◆ WORK TO COMPLETE
Gather every line of the records that contains the word "контакта", and treat uppercase and lowercase letters as different.

◆ EXTRACTED MATERIAL

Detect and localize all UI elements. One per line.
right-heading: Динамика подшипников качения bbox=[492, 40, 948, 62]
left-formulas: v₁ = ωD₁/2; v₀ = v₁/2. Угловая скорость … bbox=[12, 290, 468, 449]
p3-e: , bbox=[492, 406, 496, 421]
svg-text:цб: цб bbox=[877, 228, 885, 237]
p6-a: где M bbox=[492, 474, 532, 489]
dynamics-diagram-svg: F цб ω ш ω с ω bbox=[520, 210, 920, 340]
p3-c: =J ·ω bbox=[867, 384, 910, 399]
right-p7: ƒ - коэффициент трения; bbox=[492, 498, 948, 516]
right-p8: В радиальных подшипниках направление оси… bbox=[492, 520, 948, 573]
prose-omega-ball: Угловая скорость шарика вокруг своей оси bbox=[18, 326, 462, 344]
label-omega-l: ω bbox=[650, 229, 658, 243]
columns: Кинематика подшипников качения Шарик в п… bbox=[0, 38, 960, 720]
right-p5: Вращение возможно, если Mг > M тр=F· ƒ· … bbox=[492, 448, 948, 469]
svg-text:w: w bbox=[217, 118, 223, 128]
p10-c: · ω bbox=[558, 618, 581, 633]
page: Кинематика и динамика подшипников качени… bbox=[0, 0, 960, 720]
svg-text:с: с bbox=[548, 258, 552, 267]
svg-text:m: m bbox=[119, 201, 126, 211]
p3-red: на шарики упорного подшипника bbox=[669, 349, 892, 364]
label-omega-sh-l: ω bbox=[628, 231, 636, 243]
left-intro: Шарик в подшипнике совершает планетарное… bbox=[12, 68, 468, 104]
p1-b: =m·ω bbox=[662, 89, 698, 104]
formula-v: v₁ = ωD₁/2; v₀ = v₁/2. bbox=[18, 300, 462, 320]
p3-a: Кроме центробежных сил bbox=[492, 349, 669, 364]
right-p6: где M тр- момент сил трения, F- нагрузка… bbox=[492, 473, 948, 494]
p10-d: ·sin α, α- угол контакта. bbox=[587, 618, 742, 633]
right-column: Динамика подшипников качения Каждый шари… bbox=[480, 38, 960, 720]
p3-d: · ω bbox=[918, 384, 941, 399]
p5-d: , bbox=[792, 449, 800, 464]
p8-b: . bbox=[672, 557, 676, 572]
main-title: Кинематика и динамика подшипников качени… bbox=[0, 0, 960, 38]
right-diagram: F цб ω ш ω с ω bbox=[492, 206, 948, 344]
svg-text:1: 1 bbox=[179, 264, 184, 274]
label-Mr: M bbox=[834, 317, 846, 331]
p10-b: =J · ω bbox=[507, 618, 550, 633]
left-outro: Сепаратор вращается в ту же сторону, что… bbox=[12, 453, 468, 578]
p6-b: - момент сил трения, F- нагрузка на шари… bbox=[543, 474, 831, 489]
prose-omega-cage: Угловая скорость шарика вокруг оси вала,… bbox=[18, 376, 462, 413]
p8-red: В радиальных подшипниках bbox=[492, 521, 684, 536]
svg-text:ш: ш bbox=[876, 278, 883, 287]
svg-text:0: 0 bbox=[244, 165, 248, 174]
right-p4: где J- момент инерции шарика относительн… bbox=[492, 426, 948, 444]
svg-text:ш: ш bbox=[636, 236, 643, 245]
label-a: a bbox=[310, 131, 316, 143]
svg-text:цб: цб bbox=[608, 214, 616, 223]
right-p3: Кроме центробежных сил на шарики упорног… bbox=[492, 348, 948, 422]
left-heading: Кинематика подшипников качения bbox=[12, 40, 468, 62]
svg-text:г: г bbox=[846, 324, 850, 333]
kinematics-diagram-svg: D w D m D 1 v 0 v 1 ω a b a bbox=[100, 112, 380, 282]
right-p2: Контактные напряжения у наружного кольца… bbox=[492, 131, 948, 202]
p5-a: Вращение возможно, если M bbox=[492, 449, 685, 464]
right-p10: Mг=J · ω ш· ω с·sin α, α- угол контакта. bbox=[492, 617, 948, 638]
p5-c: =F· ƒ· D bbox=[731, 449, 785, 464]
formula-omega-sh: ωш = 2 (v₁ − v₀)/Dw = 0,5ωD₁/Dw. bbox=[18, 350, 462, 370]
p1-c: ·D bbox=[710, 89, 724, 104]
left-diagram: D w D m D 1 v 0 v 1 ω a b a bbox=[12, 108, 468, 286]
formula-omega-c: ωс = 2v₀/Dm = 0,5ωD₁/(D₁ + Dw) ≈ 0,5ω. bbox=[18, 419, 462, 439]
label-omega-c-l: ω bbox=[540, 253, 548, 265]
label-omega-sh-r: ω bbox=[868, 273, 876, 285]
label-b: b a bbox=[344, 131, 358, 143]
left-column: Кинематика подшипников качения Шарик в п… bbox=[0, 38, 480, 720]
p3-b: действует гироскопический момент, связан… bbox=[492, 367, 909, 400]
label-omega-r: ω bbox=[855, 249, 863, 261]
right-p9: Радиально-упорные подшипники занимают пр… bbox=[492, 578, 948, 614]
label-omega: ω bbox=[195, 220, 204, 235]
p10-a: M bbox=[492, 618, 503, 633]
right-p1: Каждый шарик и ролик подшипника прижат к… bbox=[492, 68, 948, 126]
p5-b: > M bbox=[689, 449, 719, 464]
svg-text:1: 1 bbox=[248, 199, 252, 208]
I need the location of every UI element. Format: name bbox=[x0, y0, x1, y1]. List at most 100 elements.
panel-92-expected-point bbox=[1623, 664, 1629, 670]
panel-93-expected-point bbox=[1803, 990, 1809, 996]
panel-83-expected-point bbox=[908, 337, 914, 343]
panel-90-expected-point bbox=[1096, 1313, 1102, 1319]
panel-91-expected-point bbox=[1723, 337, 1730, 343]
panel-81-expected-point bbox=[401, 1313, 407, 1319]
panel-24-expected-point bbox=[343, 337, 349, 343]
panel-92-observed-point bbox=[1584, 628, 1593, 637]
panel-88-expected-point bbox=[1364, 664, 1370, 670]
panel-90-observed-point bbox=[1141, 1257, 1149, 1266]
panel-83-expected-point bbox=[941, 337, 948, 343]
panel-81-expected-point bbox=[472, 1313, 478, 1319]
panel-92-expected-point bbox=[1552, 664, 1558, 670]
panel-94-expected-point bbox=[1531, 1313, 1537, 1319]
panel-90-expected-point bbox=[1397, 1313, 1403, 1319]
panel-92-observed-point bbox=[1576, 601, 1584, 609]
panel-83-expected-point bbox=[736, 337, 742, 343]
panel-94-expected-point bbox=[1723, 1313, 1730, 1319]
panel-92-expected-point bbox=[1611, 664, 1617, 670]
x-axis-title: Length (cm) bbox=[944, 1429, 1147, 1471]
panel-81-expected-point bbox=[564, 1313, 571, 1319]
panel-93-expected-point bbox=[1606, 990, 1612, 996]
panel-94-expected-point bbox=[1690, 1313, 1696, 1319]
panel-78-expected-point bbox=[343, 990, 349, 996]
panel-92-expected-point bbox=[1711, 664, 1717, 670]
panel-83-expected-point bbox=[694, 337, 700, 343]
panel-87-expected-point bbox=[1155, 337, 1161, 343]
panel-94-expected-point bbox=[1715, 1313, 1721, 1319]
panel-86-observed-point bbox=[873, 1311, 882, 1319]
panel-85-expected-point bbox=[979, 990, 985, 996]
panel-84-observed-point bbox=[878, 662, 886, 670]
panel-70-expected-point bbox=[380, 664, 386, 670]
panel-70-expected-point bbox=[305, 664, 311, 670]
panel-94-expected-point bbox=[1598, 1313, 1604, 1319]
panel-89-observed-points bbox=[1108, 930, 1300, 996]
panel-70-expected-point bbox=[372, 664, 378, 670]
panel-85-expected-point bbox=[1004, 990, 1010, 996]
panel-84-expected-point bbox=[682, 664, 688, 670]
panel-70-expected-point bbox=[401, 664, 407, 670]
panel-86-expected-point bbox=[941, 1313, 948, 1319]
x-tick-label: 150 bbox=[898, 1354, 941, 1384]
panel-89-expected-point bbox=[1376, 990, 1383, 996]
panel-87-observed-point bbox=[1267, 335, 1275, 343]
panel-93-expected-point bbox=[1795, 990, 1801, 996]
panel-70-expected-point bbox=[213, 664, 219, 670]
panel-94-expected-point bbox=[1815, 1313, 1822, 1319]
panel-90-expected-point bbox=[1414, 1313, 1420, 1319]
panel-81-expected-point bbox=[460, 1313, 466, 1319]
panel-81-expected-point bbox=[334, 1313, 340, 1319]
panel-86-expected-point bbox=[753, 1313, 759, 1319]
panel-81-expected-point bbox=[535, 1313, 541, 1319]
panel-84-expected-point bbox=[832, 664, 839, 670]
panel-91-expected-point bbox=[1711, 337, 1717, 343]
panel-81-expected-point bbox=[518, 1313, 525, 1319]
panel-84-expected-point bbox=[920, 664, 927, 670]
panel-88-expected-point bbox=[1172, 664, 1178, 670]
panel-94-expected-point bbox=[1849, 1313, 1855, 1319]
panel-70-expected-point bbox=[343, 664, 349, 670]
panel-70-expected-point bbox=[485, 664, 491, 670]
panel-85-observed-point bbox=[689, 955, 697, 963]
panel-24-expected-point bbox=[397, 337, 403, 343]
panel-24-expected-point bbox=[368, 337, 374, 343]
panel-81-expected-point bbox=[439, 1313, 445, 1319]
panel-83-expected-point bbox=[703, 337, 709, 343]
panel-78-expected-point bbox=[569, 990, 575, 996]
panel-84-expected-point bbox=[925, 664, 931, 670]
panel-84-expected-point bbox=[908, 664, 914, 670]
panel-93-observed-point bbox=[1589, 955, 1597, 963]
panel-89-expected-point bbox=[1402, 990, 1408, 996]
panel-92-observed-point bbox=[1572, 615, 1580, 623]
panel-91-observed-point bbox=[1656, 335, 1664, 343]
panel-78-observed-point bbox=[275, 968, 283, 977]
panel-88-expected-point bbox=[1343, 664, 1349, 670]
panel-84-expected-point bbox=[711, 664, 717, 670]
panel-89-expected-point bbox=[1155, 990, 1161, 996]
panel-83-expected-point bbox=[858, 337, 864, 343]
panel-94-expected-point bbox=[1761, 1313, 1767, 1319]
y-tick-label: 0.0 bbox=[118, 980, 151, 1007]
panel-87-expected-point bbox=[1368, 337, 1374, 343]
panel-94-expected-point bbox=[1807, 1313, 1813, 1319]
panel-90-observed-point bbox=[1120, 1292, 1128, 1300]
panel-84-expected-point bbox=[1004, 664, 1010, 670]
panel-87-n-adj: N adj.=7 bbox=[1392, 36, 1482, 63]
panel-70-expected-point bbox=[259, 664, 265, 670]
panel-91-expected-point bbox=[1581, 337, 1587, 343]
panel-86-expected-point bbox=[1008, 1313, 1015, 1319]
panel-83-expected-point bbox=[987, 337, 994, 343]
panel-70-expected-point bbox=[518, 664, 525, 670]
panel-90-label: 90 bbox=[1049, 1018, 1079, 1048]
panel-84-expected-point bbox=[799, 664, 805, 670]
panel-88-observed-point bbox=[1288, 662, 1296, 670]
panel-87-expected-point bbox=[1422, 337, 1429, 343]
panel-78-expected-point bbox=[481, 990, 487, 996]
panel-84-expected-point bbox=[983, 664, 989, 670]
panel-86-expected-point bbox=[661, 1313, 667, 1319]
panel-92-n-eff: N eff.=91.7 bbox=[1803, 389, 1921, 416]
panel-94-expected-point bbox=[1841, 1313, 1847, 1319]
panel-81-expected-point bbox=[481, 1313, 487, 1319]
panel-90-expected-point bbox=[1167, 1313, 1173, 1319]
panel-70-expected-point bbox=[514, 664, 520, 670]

◆ ANSWER TO THIS EXERCISE
p10-d: ·sin α, α- угол контакта. bbox=[587, 618, 742, 633]
right-p10: Mг=J · ω ш· ω с·sin α, α- угол контакта. bbox=[492, 617, 948, 638]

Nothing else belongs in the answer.